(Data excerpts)
----------

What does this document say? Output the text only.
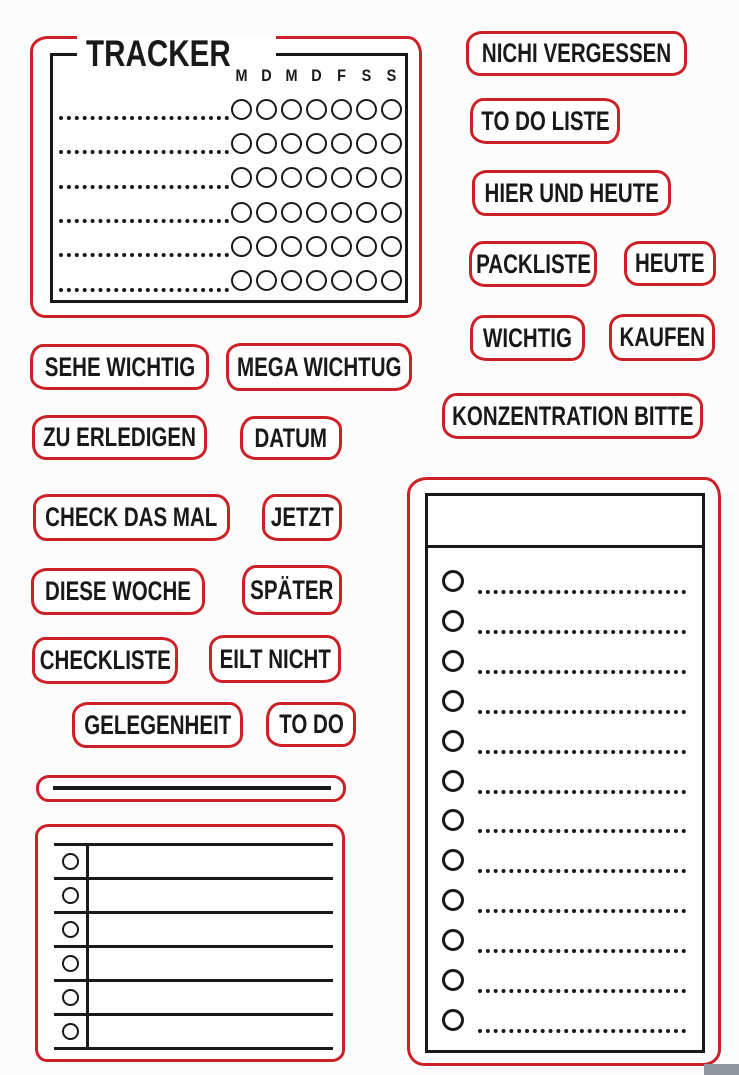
TRACKER
M D M D F S S
NICHI VERGESSEN
TO DO LISTE
HIER UND HEUTE
PACKLISTE HEUTE
WICHTIG KAUFEN
KONZENTRATION BITTE
SEHE WICHTIG MEGA WICHTUG
ZU ERLEDIGEN DATUM
CHECK DAS MAL JETZT
DIESE WOCHE SPÄTER
CHECKLISTE EILT NICHT
GELEGENHEIT TO DO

----------

* **WORK TO COMPLETE**
Set down the lines of the records above exactly, apart from the pictures.

* **RESULT OF THIS EXERCISE**
What does this document say? Output the text only.
TRACKER
M D M D F S S
NICHI VERGESSEN
TO DO LISTE
HIER UND HEUTE
PACKLISTE HEUTE
WICHTIG KAUFEN
KONZENTRATION BITTE
SEHE WICHTIG MEGA WICHTUG
ZU ERLEDIGEN DATUM
CHECK DAS MAL JETZT
DIESE WOCHE SPÄTER
CHECKLISTE EILT NICHT
GELEGENHEIT TO DO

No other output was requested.